■ **TASK DIRECTIONS**
Set down the full listing exactly as given. Any pictures are to be left out.

Dataset items:
---

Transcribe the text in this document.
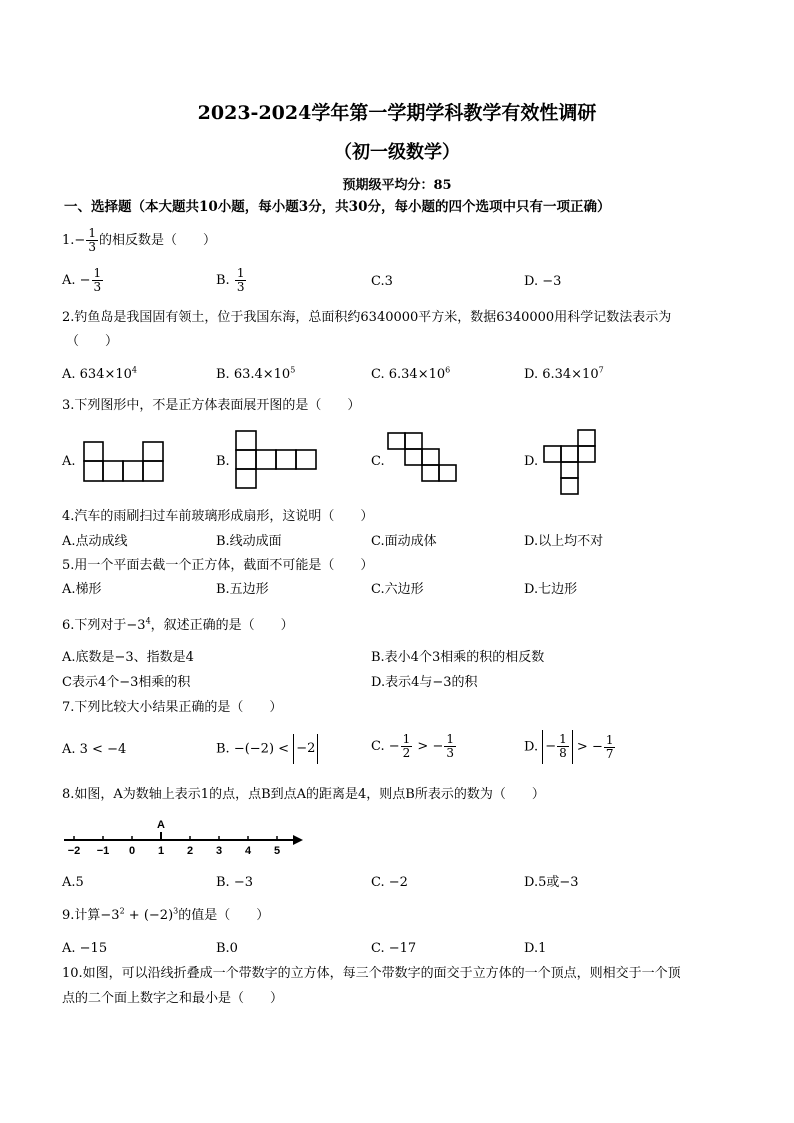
2023-2024学年第一学期学科教学有效性调研
（初一级数学）
预期级平均分：85
一、选择题（本大题共10小题，每小题3分，共30分，每小题的四个选项中只有一项正确）
$1.- \frac{1}{3}$ 的相反数是（　　）
A. − $\frac{1}{3}$	B. $\frac{1}{3}$	C.3	D. −3
2.钓鱼岛是我国固有领土，位于我国东海，总面积约6340000平方米，数据6340000用科学记数法表示为
（　　）
A. $634\times 10^4$	B. $63.4\times 10^5$	C. $6.34\times 10^6$	D. $6.34\times 10^7$
3.下列图形中，不是正方体表面展开图的是（　　）
A.	B.	C.	D.
4.汽车的雨刷扫过车前玻璃形成扇形，这说明（　　）
A.点动成线	B.线动成面	C.面动成体	D.以上均不对
5.用一个平面去截一个正方体，截面不可能是（　　）
A.梯形	B.五边形	C.六边形	D.七边形
6.下列对于$-3^4$，叙述正确的是（　　）
A.底数是−3、指数是4	B.表小4个3相乘的积的相反数
C表示4个−3相乘的积	D.表示4与−3的积
7.下列比较大小结果正确的是（　　）
A. 3 < −4	B. −(−2) < −2	C. − $\frac{1}{2}$ > − $\frac{1}{3}$	D. − $\frac{1}{8}$ > − $\frac{1}{7}$
8.如图，A为数轴上表示1的点，点B到点A的距离是4，则点B所表示的数为（　　）
A
−2 −1 0 1 2 3 4 5
A.5	B. −3	C. −2	D.5或−3
9.计算$-3^2 + (-2)^3$的值是（　　）
A. −15	B.0	C. −17	D.1
10.如图，可以沿线折叠成一个带数字的立方体，每三个带数字的面交于立方体的一个顶点，则相交于一个顶
点的二个面上数字之和最小是（　　）
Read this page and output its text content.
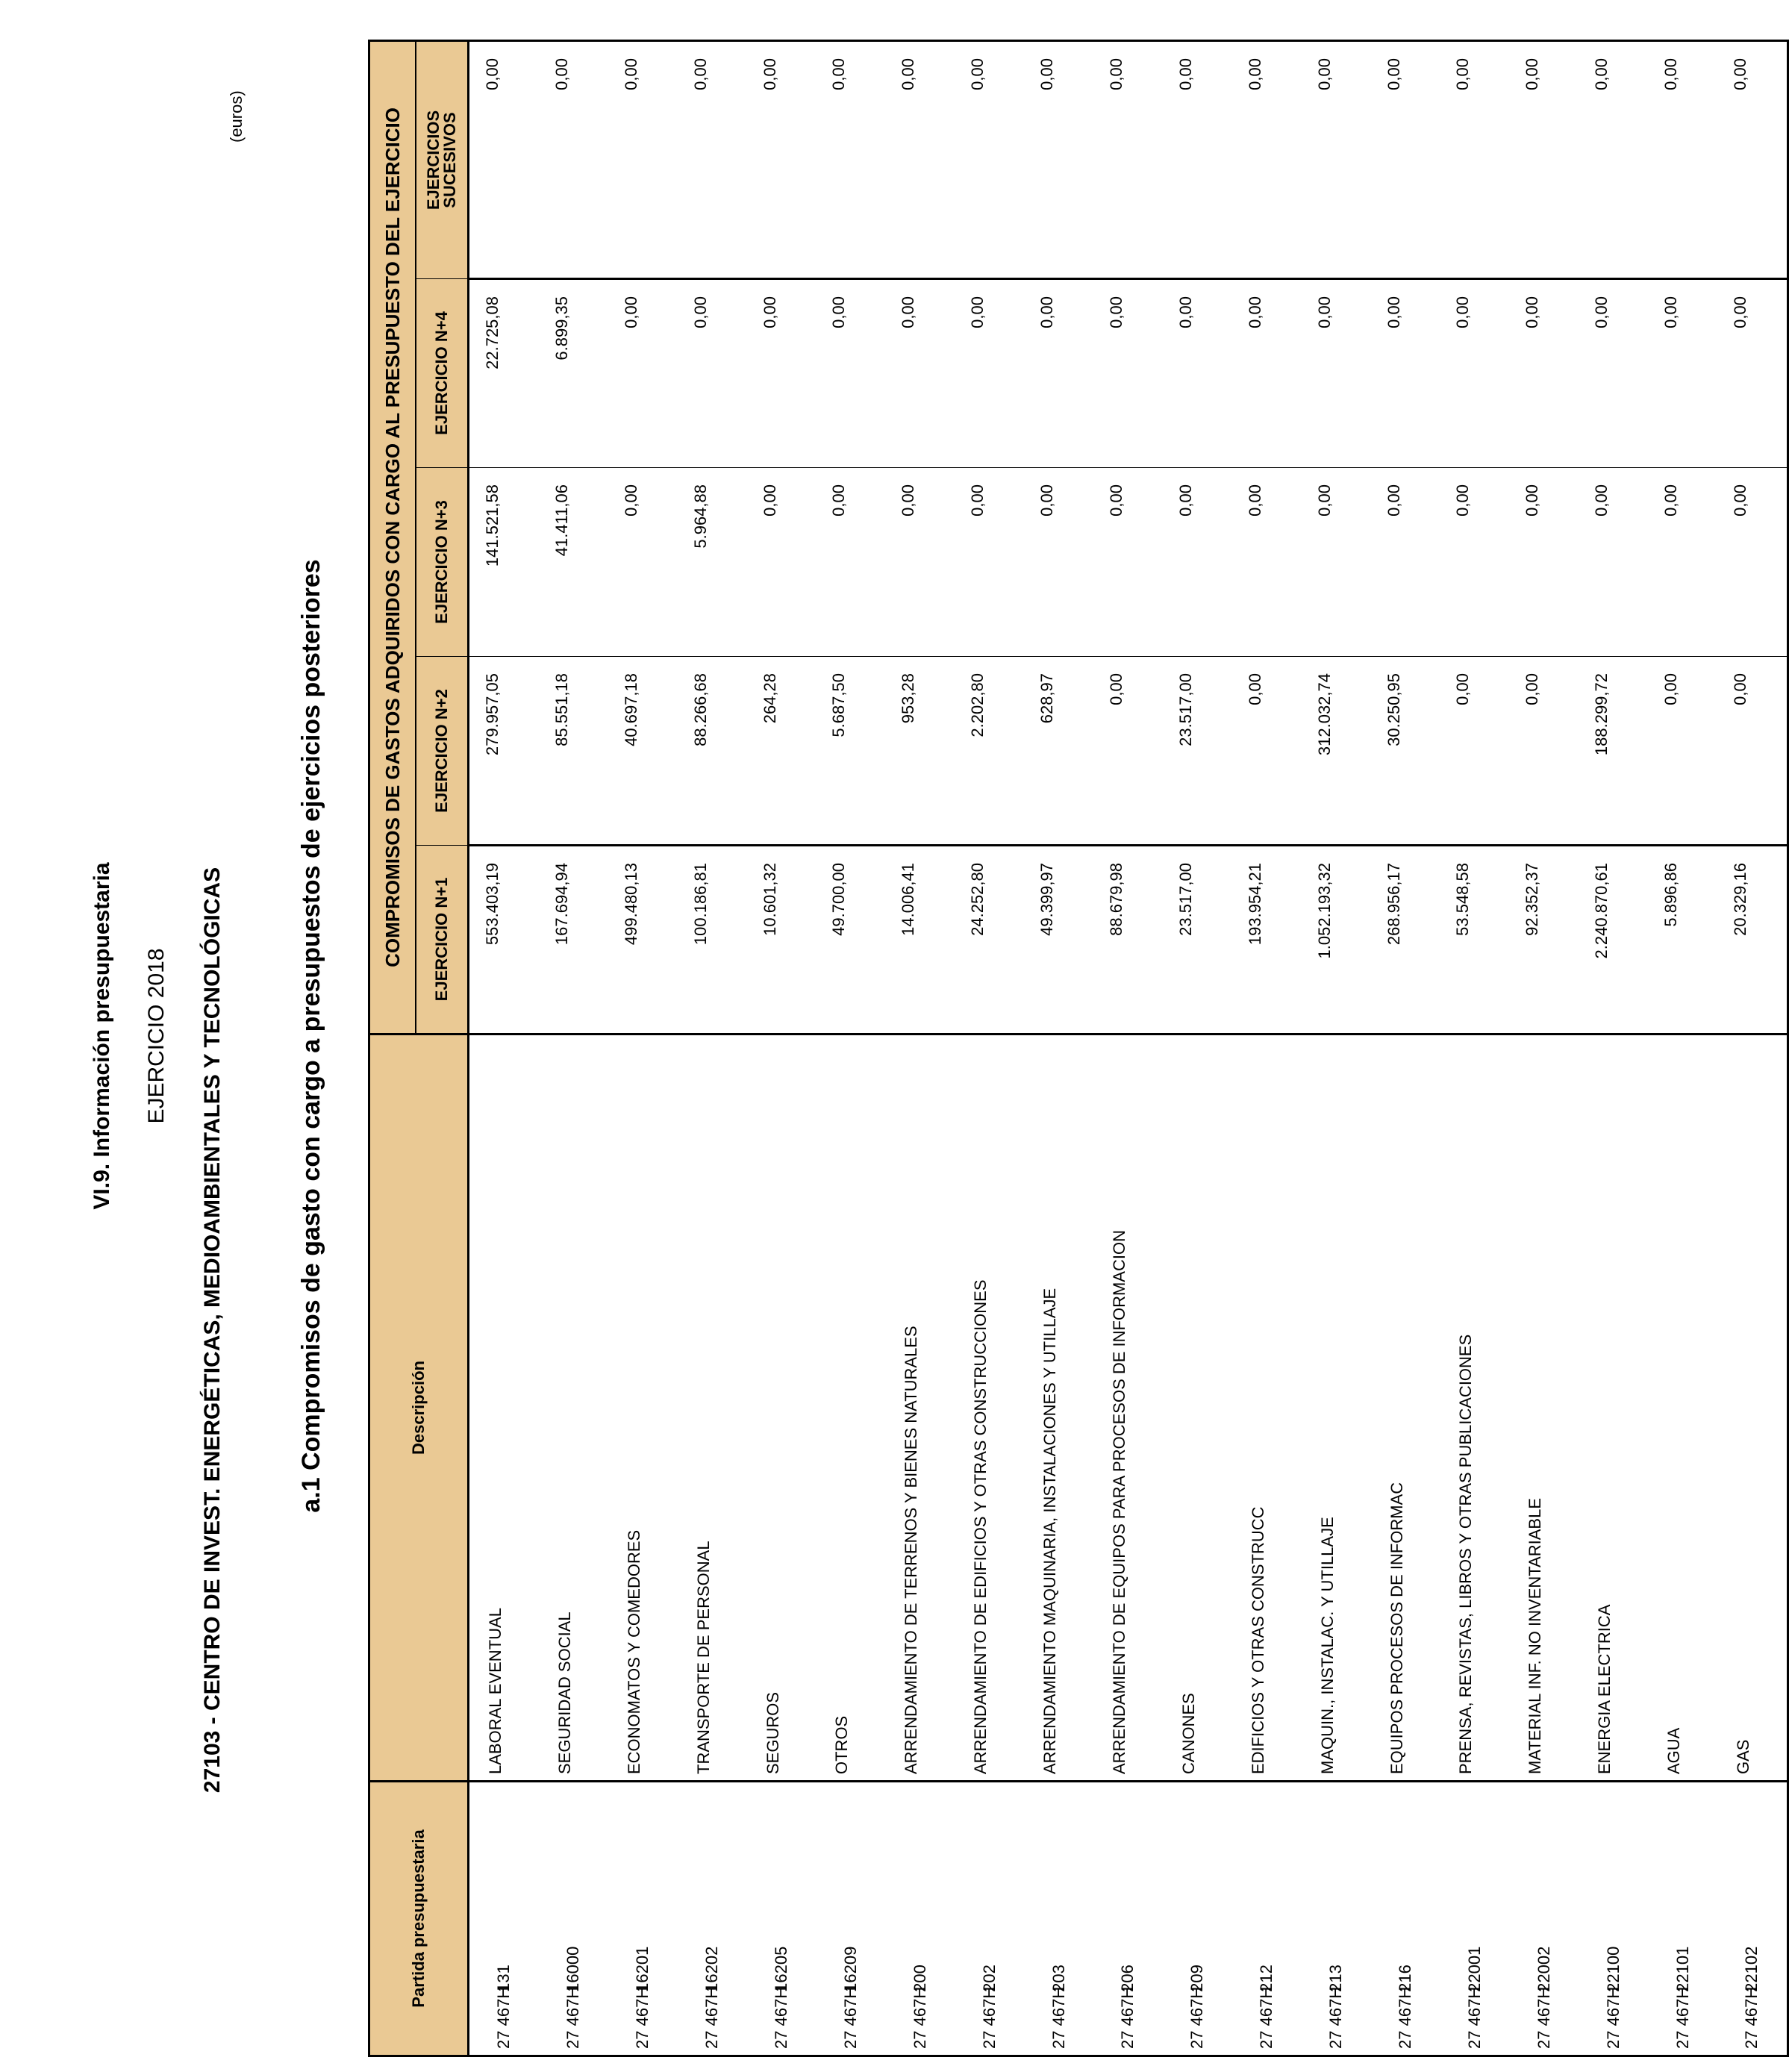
VI.9. Información presupuestaria EJERCICIO 2018 27103 - CENTRO DE INVEST. ENERGÉTICAS, MEDIOAMBIENTALES Y TECNOLÓGICAS	a.1 Compromisos de gasto con cargo a presupuestos de ejercicios posteriores
(euros)
Partida presupuestaria	Descripción	COMPROMISOS DE GASTOS ADQUIRIDOS CON CARGO AL PRESUPUESTO DEL EJERCICIO				
		EJERCICIO N+1	EJERCICIO N+2	EJERCICIO N+3	EJERCICIO N+4	EJERCICIOS
SUCESIVOS

27 467H 131	LABORAL EVENTUAL	553.403,19	279.957,05	141.521,58	22.725,08	0,00
27 467H 16000	SEGURIDAD SOCIAL	167.694,94	85.551,18	41.411,06	6.899,35	0,00
27 467H 16201	ECONOMATOS Y COMEDORES	499.480,13	40.697,18	0,00	0,00	0,00
27 467H 16202	TRANSPORTE DE PERSONAL	100.186,81	88.266,68	5.964,88	0,00	0,00
27 467H 16205	SEGUROS	10.601,32	264,28	0,00	0,00	0,00
27 467H 16209	OTROS	49.700,00	5.687,50	0,00	0,00	0,00
27 467H 200	ARRENDAMIENTO DE TERRENOS Y BIENES NATURALES	14.006,41	953,28	0,00	0,00	0,00
27 467H 202	ARRENDAMIENTO DE EDIFICIOS Y OTRAS CONSTRUCCIONES	24.252,80	2.202,80	0,00	0,00	0,00
27 467H 203	ARRENDAMIENTO MAQUINARIA, INSTALACIONES Y UTILLAJE	49.399,97	628,97	0,00	0,00	0,00
27 467H 206	ARRENDAMIENTO DE EQUIPOS PARA PROCESOS DE INFORMACION	88.679,98	0,00	0,00	0,00	0,00
27 467H 209	CANONES	23.517,00	23.517,00	0,00	0,00	0,00
27 467H 212	EDIFICIOS Y OTRAS CONSTRUCC	193.954,21	0,00	0,00	0,00	0,00
27 467H 213	MAQUIN., INSTALAC. Y UTILLAJE	1.052.193,32	312.032,74	0,00	0,00	0,00
27 467H 216	EQUIPOS PROCESOS DE INFORMAC	268.956,17	30.250,95	0,00	0,00	0,00
27 467H 22001	PRENSA, REVISTAS, LIBROS Y OTRAS PUBLICACIONES	53.548,58	0,00	0,00	0,00	0,00
27 467H 22002	MATERIAL INF. NO INVENTARIABLE	92.352,37	0,00	0,00	0,00	0,00
27 467H 22100	ENERGIA ELECTRICA	2.240.870,61	188.299,72	0,00	0,00	0,00
27 467H 22101	AGUA	5.896,86	0,00	0,00	0,00	0,00
27 467H 22102	GAS	20.329,16	0,00	0,00	0,00	0,00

---

■ **WORKED ANSWER**
Transcribe the text in this document.
2023-2024学年第一学期学科教学有效性调研
（初一级数学）
预期级平均分：85
一、选择题（本大题共10小题，每小题3分，共30分，每小题的四个选项中只有一项正确）
$1.- \frac{1}{3}$ 的相反数是（　　）
A. − $\frac{1}{3}$	B. $\frac{1}{3}$	C.3	D. −3
2.钓鱼岛是我国固有领土，位于我国东海，总面积约6340000平方米，数据6340000用科学记数法表示为
（　　）
A. $634\times 10^4$	B. $63.4\times 10^5$	C. $6.34\times 10^6$	D. $6.34\times 10^7$
3.下列图形中，不是正方体表面展开图的是（　　）
A.	B.	C.	D.
4.汽车的雨刷扫过车前玻璃形成扇形，这说明（　　）
A.点动成线	B.线动成面	C.面动成体	D.以上均不对
5.用一个平面去截一个正方体，截面不可能是（　　）
A.梯形	B.五边形	C.六边形	D.七边形
6.下列对于$-3^4$，叙述正确的是（　　）
A.底数是−3、指数是4	B.表小4个3相乘的积的相反数
C表示4个−3相乘的积	D.表示4与−3的积
7.下列比较大小结果正确的是（　　）
A. 3 < −4	B. −(−2) < −2	C. − $\frac{1}{2}$ > − $\frac{1}{3}$	D. − $\frac{1}{8}$ > − $\frac{1}{7}$
8.如图，A为数轴上表示1的点，点B到点A的距离是4，则点B所表示的数为（　　）
A
−2 −1 0 1 2 3 4 5
A.5	B. −3	C. −2	D.5或−3
9.计算$-3^2 + (-2)^3$的值是（　　）
A. −15	B.0	C. −17	D.1
10.如图，可以沿线折叠成一个带数字的立方体，每三个带数字的面交于立方体的一个顶点，则相交于一个顶
点的二个面上数字之和最小是（　　）
Read this page and output its text content.
VI.9. Información presupuestaria EJERCICIO 2018 27103 - CENTRO DE INVEST. ENERGÉTICAS, MEDIOAMBIENTALES Y TECNOLÓGICAS	a.1 Compromisos de gasto con cargo a presupuestos de ejercicios posteriores
(euros)
Partida presupuestaria	Descripción	COMPROMISOS DE GASTOS ADQUIRIDOS CON CARGO AL PRESUPUESTO DEL EJERCICIO				
		EJERCICIO N+1	EJERCICIO N+2	EJERCICIO N+3	EJERCICIO N+4	EJERCICIOS
SUCESIVOS

27 467H 131	LABORAL EVENTUAL	553.403,19	279.957,05	141.521,58	22.725,08	0,00
27 467H 16000	SEGURIDAD SOCIAL	167.694,94	85.551,18	41.411,06	6.899,35	0,00
27 467H 16201	ECONOMATOS Y COMEDORES	499.480,13	40.697,18	0,00	0,00	0,00
27 467H 16202	TRANSPORTE DE PERSONAL	100.186,81	88.266,68	5.964,88	0,00	0,00
27 467H 16205	SEGUROS	10.601,32	264,28	0,00	0,00	0,00
27 467H 16209	OTROS	49.700,00	5.687,50	0,00	0,00	0,00
27 467H 200	ARRENDAMIENTO DE TERRENOS Y BIENES NATURALES	14.006,41	953,28	0,00	0,00	0,00
27 467H 202	ARRENDAMIENTO DE EDIFICIOS Y OTRAS CONSTRUCCIONES	24.252,80	2.202,80	0,00	0,00	0,00
27 467H 203	ARRENDAMIENTO MAQUINARIA, INSTALACIONES Y UTILLAJE	49.399,97	628,97	0,00	0,00	0,00
27 467H 206	ARRENDAMIENTO DE EQUIPOS PARA PROCESOS DE INFORMACION	88.679,98	0,00	0,00	0,00	0,00
27 467H 209	CANONES	23.517,00	23.517,00	0,00	0,00	0,00
27 467H 212	EDIFICIOS Y OTRAS CONSTRUCC	193.954,21	0,00	0,00	0,00	0,00
27 467H 213	MAQUIN., INSTALAC. Y UTILLAJE	1.052.193,32	312.032,74	0,00	0,00	0,00
27 467H 216	EQUIPOS PROCESOS DE INFORMAC	268.956,17	30.250,95	0,00	0,00	0,00
27 467H 22001	PRENSA, REVISTAS, LIBROS Y OTRAS PUBLICACIONES	53.548,58	0,00	0,00	0,00	0,00
27 467H 22002	MATERIAL INF. NO INVENTARIABLE	92.352,37	0,00	0,00	0,00	0,00
27 467H 22100	ENERGIA ELECTRICA	2.240.870,61	188.299,72	0,00	0,00	0,00
27 467H 22101	AGUA	5.896,86	0,00	0,00	0,00	0,00
27 467H 22102	GAS	20.329,16	0,00	0,00	0,00	0,00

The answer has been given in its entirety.